[begin Data in this exercise]
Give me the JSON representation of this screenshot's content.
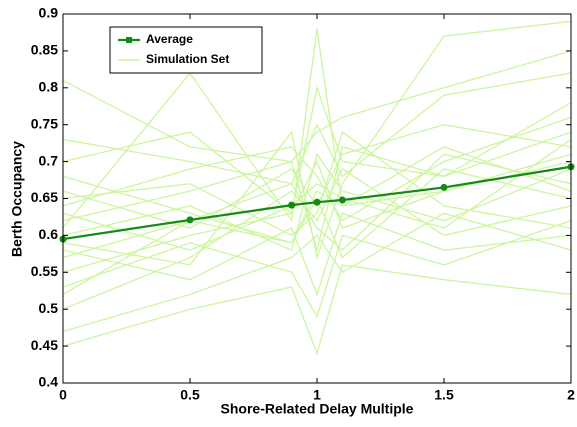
{
  "chart_data": {
    "type": "line",
    "x_label": "Shore-Related Delay Multiple",
    "y_label": "Berth Occupancy",
    "x": [
      0,
      0.5,
      0.9,
      1,
      1.1,
      1.5,
      2
    ],
    "series": [
      {
        "name": "Average",
        "color": "#138a13",
        "values": [
          0.595,
          0.621,
          0.641,
          0.645,
          0.648,
          0.665,
          0.693
        ]
      }
    ],
    "simulation_set": {
      "name": "Simulation Set",
      "color": "#ccf5a0",
      "runs": [
        [
          0.62,
          0.66,
          0.7,
          0.58,
          0.72,
          0.68,
          0.74
        ],
        [
          0.55,
          0.6,
          0.63,
          0.7,
          0.61,
          0.66,
          0.71
        ],
        [
          0.68,
          0.63,
          0.59,
          0.66,
          0.64,
          0.72,
          0.66
        ],
        [
          0.5,
          0.57,
          0.66,
          0.62,
          0.69,
          0.6,
          0.64
        ],
        [
          0.73,
          0.7,
          0.67,
          0.75,
          0.68,
          0.79,
          0.82
        ],
        [
          0.58,
          0.54,
          0.61,
          0.52,
          0.63,
          0.58,
          0.6
        ],
        [
          0.64,
          0.69,
          0.72,
          0.68,
          0.62,
          0.7,
          0.76
        ],
        [
          0.47,
          0.52,
          0.57,
          0.6,
          0.55,
          0.63,
          0.58
        ],
        [
          0.6,
          0.64,
          0.58,
          0.71,
          0.66,
          0.62,
          0.69
        ],
        [
          0.66,
          0.61,
          0.69,
          0.64,
          0.71,
          0.75,
          0.72
        ],
        [
          0.53,
          0.59,
          0.55,
          0.49,
          0.6,
          0.56,
          0.62
        ],
        [
          0.7,
          0.74,
          0.63,
          0.8,
          0.7,
          0.68,
          0.78
        ],
        [
          0.57,
          0.62,
          0.67,
          0.61,
          0.58,
          0.71,
          0.67
        ],
        [
          0.63,
          0.58,
          0.64,
          0.67,
          0.65,
          0.61,
          0.73
        ],
        [
          0.81,
          0.72,
          0.7,
          0.74,
          0.76,
          0.8,
          0.85
        ],
        [
          0.45,
          0.5,
          0.53,
          0.44,
          0.56,
          0.54,
          0.52
        ],
        [
          0.61,
          0.82,
          0.62,
          0.88,
          0.64,
          0.66,
          0.7
        ],
        [
          0.59,
          0.56,
          0.74,
          0.57,
          0.67,
          0.87,
          0.89
        ],
        [
          0.65,
          0.67,
          0.6,
          0.63,
          0.74,
          0.64,
          0.61
        ],
        [
          0.52,
          0.62,
          0.59,
          0.65,
          0.57,
          0.69,
          0.65
        ]
      ]
    },
    "xlim": [
      0,
      2
    ],
    "xticks": [
      0,
      0.5,
      1,
      1.5,
      2
    ],
    "ylim": [
      0.4,
      0.9
    ],
    "yticks": [
      0.4,
      0.45,
      0.5,
      0.55,
      0.6,
      0.65,
      0.7,
      0.75,
      0.8,
      0.85,
      0.9
    ],
    "grid": false,
    "legend": "upper-left"
  }
}
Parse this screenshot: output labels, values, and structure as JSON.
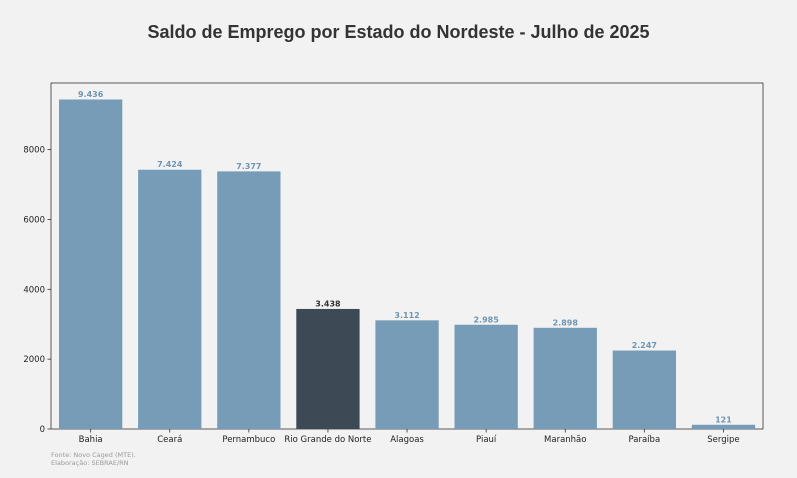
{
  "chart_data": {
    "type": "bar",
    "title": "Saldo de Emprego por Estado do Nordeste - Julho de 2025",
    "xlabel": "",
    "ylabel": "",
    "categories": [
      "Bahia",
      "Ceará",
      "Pernambuco",
      "Rio Grande do Norte",
      "Alagoas",
      "Piauí",
      "Maranhão",
      "Paraíba",
      "Sergipe"
    ],
    "values": [
      9436,
      7424,
      7377,
      3438,
      3112,
      2985,
      2898,
      2247,
      121
    ],
    "value_labels": [
      "9.436",
      "7.424",
      "7.377",
      "3.438",
      "3.112",
      "2.985",
      "2.898",
      "2.247",
      "121"
    ],
    "highlight": "Rio Grande do Norte",
    "ylim": [
      0,
      9908
    ],
    "yticks": [
      0,
      2000,
      4000,
      6000,
      8000
    ],
    "grid": false,
    "legend": "none"
  },
  "colors": {
    "bar": "#779cb7",
    "highlight_bar": "#3d4a56",
    "label": "#6f95b3",
    "highlight_label": "#333333",
    "axis": "#333333"
  },
  "footer": {
    "source": "Fonte: Novo Caged (MTE).",
    "credit": "Elaboração: SEBRAE/RN"
  }
}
[end Data in this exercise]
*To be done:*
Reproduce every record above exactly, omitting the pictures.

*Task answer:*
Give me the JSON representation of this screenshot's content.
{
  "chart_data": {
    "type": "line",
    "x_label": "Shore-Related Delay Multiple",
    "y_label": "Berth Occupancy",
    "x": [
      0,
      0.5,
      0.9,
      1,
      1.1,
      1.5,
      2
    ],
    "series": [
      {
        "name": "Average",
        "color": "#138a13",
        "values": [
          0.595,
          0.621,
          0.641,
          0.645,
          0.648,
          0.665,
          0.693
        ]
      }
    ],
    "simulation_set": {
      "name": "Simulation Set",
      "color": "#ccf5a0",
      "runs": [
        [
          0.62,
          0.66,
          0.7,
          0.58,
          0.72,
          0.68,
          0.74
        ],
        [
          0.55,
          0.6,
          0.63,
          0.7,
          0.61,
          0.66,
          0.71
        ],
        [
          0.68,
          0.63,
          0.59,
          0.66,
          0.64,
          0.72,
          0.66
        ],
        [
          0.5,
          0.57,
          0.66,
          0.62,
          0.69,
          0.6,
          0.64
        ],
        [
          0.73,
          0.7,
          0.67,
          0.75,
          0.68,
          0.79,
          0.82
        ],
        [
          0.58,
          0.54,
          0.61,
          0.52,
          0.63,
          0.58,
          0.6
        ],
        [
          0.64,
          0.69,
          0.72,
          0.68,
          0.62,
          0.7,
          0.76
        ],
        [
          0.47,
          0.52,
          0.57,
          0.6,
          0.55,
          0.63,
          0.58
        ],
        [
          0.6,
          0.64,
          0.58,
          0.71,
          0.66,
          0.62,
          0.69
        ],
        [
          0.66,
          0.61,
          0.69,
          0.64,
          0.71,
          0.75,
          0.72
        ],
        [
          0.53,
          0.59,
          0.55,
          0.49,
          0.6,
          0.56,
          0.62
        ],
        [
          0.7,
          0.74,
          0.63,
          0.8,
          0.7,
          0.68,
          0.78
        ],
        [
          0.57,
          0.62,
          0.67,
          0.61,
          0.58,
          0.71,
          0.67
        ],
        [
          0.63,
          0.58,
          0.64,
          0.67,
          0.65,
          0.61,
          0.73
        ],
        [
          0.81,
          0.72,
          0.7,
          0.74,
          0.76,
          0.8,
          0.85
        ],
        [
          0.45,
          0.5,
          0.53,
          0.44,
          0.56,
          0.54,
          0.52
        ],
        [
          0.61,
          0.82,
          0.62,
          0.88,
          0.64,
          0.66,
          0.7
        ],
        [
          0.59,
          0.56,
          0.74,
          0.57,
          0.67,
          0.87,
          0.89
        ],
        [
          0.65,
          0.67,
          0.6,
          0.63,
          0.74,
          0.64,
          0.61
        ],
        [
          0.52,
          0.62,
          0.59,
          0.65,
          0.57,
          0.69,
          0.65
        ]
      ]
    },
    "xlim": [
      0,
      2
    ],
    "xticks": [
      0,
      0.5,
      1,
      1.5,
      2
    ],
    "ylim": [
      0.4,
      0.9
    ],
    "yticks": [
      0.4,
      0.45,
      0.5,
      0.55,
      0.6,
      0.65,
      0.7,
      0.75,
      0.8,
      0.85,
      0.9
    ],
    "grid": false,
    "legend": "upper-left"
  }
}
Parse this screenshot: output labels, values, and structure as JSON.
{
  "chart_data": {
    "type": "bar",
    "title": "Saldo de Emprego por Estado do Nordeste - Julho de 2025",
    "xlabel": "",
    "ylabel": "",
    "categories": [
      "Bahia",
      "Ceará",
      "Pernambuco",
      "Rio Grande do Norte",
      "Alagoas",
      "Piauí",
      "Maranhão",
      "Paraíba",
      "Sergipe"
    ],
    "values": [
      9436,
      7424,
      7377,
      3438,
      3112,
      2985,
      2898,
      2247,
      121
    ],
    "value_labels": [
      "9.436",
      "7.424",
      "7.377",
      "3.438",
      "3.112",
      "2.985",
      "2.898",
      "2.247",
      "121"
    ],
    "highlight": "Rio Grande do Norte",
    "ylim": [
      0,
      9908
    ],
    "yticks": [
      0,
      2000,
      4000,
      6000,
      8000
    ],
    "grid": false,
    "legend": "none"
  },
  "colors": {
    "bar": "#779cb7",
    "highlight_bar": "#3d4a56",
    "label": "#6f95b3",
    "highlight_label": "#333333",
    "axis": "#333333"
  },
  "footer": {
    "source": "Fonte: Novo Caged (MTE).",
    "credit": "Elaboração: SEBRAE/RN"
  }
}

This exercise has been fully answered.